In the material, write out the lines from the line with "ribbon: Margins▾ Orientation▾" to the line with "send-backward-button[interactable]: Send Backward▾" again, with "Bring Forward" swapped for "Move Forward" everywhere and nothing else changed.
════════════════
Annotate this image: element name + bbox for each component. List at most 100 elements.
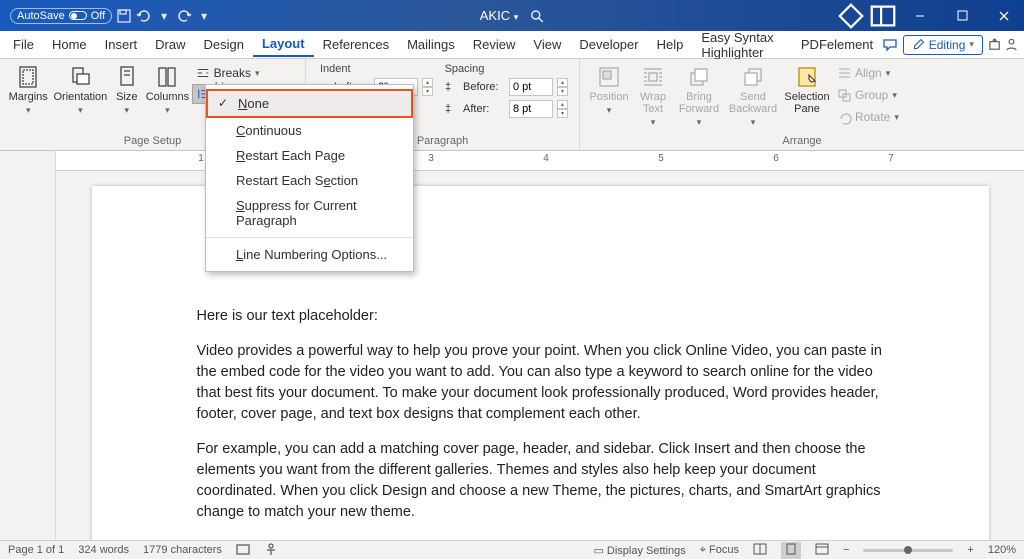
ribbon: Margins▾ Orientation▾ Size▾ Columns▾ Bre… [0,59,1024,151]
tab-easy-syntax[interactable]: Easy Syntax Highlighter [692,26,792,64]
group-label-btn: Group [855,88,888,102]
status-display-settings[interactable]: ▭ Display Settings [593,544,685,557]
view-web-icon[interactable] [815,543,829,558]
tab-pdfelement[interactable]: PDFelement [792,33,882,56]
minimize-button[interactable] [900,0,940,31]
workspace: Here is our text placeholder: Video prov… [0,171,1024,540]
size-label: Size [116,91,137,103]
status-words[interactable]: 324 words [78,544,129,556]
redo-icon[interactable] [176,8,192,24]
tab-mailings[interactable]: Mailings [398,33,464,56]
bring-forward-button[interactable]: Bring Forward▾ [674,61,724,128]
ruler-horizontal[interactable]: 1 2 3 4 5 6 7 [0,151,1024,171]
status-focus[interactable]: ⌖ Focus [700,544,739,557]
save-icon[interactable] [116,8,132,24]
status-page[interactable]: Page 1 of 1 [8,544,64,556]
ruler-tick-5: 5 [658,153,664,164]
rotate-label: Rotate [855,110,890,124]
document-name[interactable]: AKIC ▾ [480,8,519,23]
tab-review[interactable]: Review [464,33,525,56]
toggle-off-icon [69,11,87,20]
forward-label: Bring Forward [674,91,724,115]
tab-help[interactable]: Help [648,33,693,56]
spacing-after-input[interactable]: ▴▾ [509,99,568,119]
send-backward-button[interactable]: Send Backward▾ [726,61,780,128]
close-button[interactable] [984,0,1024,31]
arrange-group-label: Arrange [586,133,1018,150]
menu-suppress[interactable]: Suppress for Current Paragraph [206,193,413,233]
undo-more-icon[interactable]: ▾ [156,8,172,24]
ruler-tick-4: 4 [543,153,549,164]
spacing-before-input[interactable]: ▴▾ [509,77,568,97]
tab-view[interactable]: View [524,33,570,56]
spacing-after-icon: ‡ [445,103,457,115]
tab-draw[interactable]: Draw [146,33,194,56]
search-icon[interactable] [528,8,544,24]
share-icon[interactable] [987,33,1004,57]
menu-restart-page[interactable]: Restart Each Page [206,143,413,168]
ruler-vertical[interactable] [0,171,56,540]
zoom-in-button[interactable]: + [967,544,973,556]
view-read-icon[interactable] [753,543,767,558]
selection-pane-button[interactable]: Selection Pane [782,61,832,115]
pane-label: Selection Pane [782,91,832,115]
autosave-label: AutoSave [17,10,65,22]
breaks-label: Breaks [214,66,251,80]
indent-heading: Indent [320,63,351,75]
view-print-icon[interactable] [781,542,801,559]
doc-paragraph-3: For example, you can add a matching cove… [197,439,884,523]
tab-home[interactable]: Home [43,33,96,56]
after-label: After: [463,103,503,115]
zoom-slider[interactable] [863,549,953,552]
tab-references[interactable]: References [314,33,398,56]
menu-options[interactable]: Line Numbering Options... [206,242,413,267]
doc-paragraph-1: Here is our text placeholder: [197,306,884,327]
title-bar: AutoSave Off ▾ ▾ AKIC ▾ [0,0,1024,31]
tab-insert[interactable]: Insert [96,33,147,56]
maximize-button[interactable] [942,0,982,31]
comments-icon[interactable] [882,33,899,57]
account-icon[interactable] [1003,33,1020,57]
ruler-tick-3: 3 [428,153,434,164]
status-chars[interactable]: 1779 characters [143,544,222,556]
spacing-heading: Spacing [445,63,485,75]
customize-qat-icon[interactable]: ▾ [196,8,212,24]
columns-button[interactable]: Columns▾ [145,61,189,116]
editing-mode-button[interactable]: Editing ▾ [903,35,983,55]
zoom-level[interactable]: 120% [988,544,1016,556]
align-button[interactable]: Align▾ [834,63,903,83]
window-icon[interactable] [868,0,898,31]
orientation-label: Orientation [53,91,107,103]
ruler-tick-1: 1 [198,153,204,164]
status-accessibility-icon[interactable] [264,542,278,559]
menu-restart-section[interactable]: Restart Each Section [206,168,413,193]
menu-none[interactable]: NNoneone [206,89,413,118]
orientation-button[interactable]: Orientation▾ [52,61,108,116]
wrap-text-button[interactable]: Wrap Text▾ [634,61,672,128]
autosave-toggle[interactable]: AutoSave Off [10,8,112,24]
group-button[interactable]: Group▾ [834,85,903,105]
tab-design[interactable]: Design [195,33,253,56]
doc-paragraph-2: Video provides a powerful way to help yo… [197,341,884,425]
margins-label: Margins [9,91,48,103]
menu-continuous[interactable]: Continuous [206,118,413,143]
margins-button[interactable]: Margins▾ [6,61,50,116]
zoom-out-button[interactable]: − [843,544,849,556]
columns-label: Columns [146,91,189,103]
tab-file[interactable]: File [4,33,43,56]
tab-layout[interactable]: Layout [253,32,314,57]
rotate-button[interactable]: Rotate▾ [834,107,903,127]
size-button[interactable]: Size▾ [110,61,143,116]
position-button[interactable]: Position▾ [586,61,632,116]
menu-bar: File Home Insert Draw Design Layout Refe… [0,31,1024,59]
autosave-state: Off [91,10,105,22]
position-label: Position [589,91,628,103]
status-spellcheck-icon[interactable] [236,542,250,559]
backward-label: Send Backward [726,91,780,115]
diamond-icon[interactable] [836,0,866,31]
status-bar: Page 1 of 1 324 words 1779 characters ▭ … [0,540,1024,559]
tab-developer[interactable]: Developer [570,33,647,56]
ruler-tick-7: 7 [888,153,894,164]
undo-icon[interactable] [136,8,152,24]
editing-label: Editing [929,38,966,52]
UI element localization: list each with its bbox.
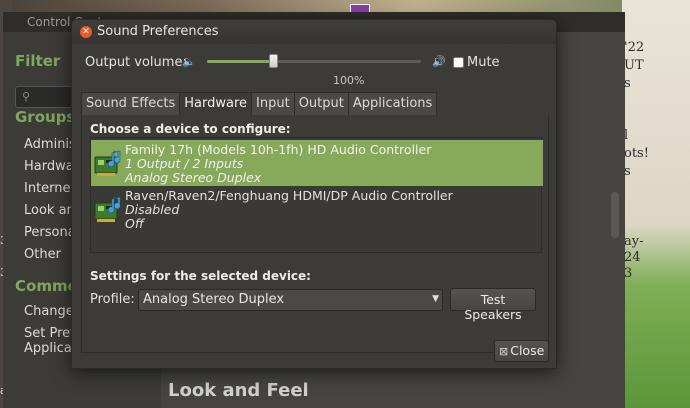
════════════════
FINISHED TASK =
ribbon: Margins▾ Orientation▾ Size▾ Columns▾ Bre… [0,59,1024,151]
tab-easy-syntax[interactable]: Easy Syntax Highlighter [692,26,792,64]
group-label-btn: Group [855,88,888,102]
status-display-settings[interactable]: ▭ Display Settings [593,544,685,557]
view-web-icon[interactable] [815,543,829,558]
tab-pdfelement[interactable]: PDFelement [792,33,882,56]
minimize-button[interactable] [900,0,940,31]
workspace: Here is our text placeholder: Video prov… [0,171,1024,540]
size-label: Size [116,91,137,103]
status-words[interactable]: 324 words [78,544,129,556]
redo-icon[interactable] [176,8,192,24]
tab-mailings[interactable]: Mailings [398,33,464,56]
bring-forward-button[interactable]: Move Forward▾ [674,61,724,128]
ruler-horizontal[interactable]: 1 2 3 4 5 6 7 [0,151,1024,171]
status-focus[interactable]: ⌖ Focus [700,544,739,557]
save-icon[interactable] [116,8,132,24]
status-page[interactable]: Page 1 of 1 [8,544,64,556]
ruler-tick-5: 5 [658,153,664,164]
rotate-label: Rotate [855,110,890,124]
document-name[interactable]: AKIC ▾ [480,8,519,23]
tab-review[interactable]: Review [464,33,525,56]
toggle-off-icon [69,11,87,20]
forward-label: Move Forward [674,91,724,115]
tab-help[interactable]: Help [648,33,693,56]
spacing-after-input[interactable]: ▴▾ [509,99,568,119]
send-backward-button[interactable]: Send Backward▾ [726,61,780,128]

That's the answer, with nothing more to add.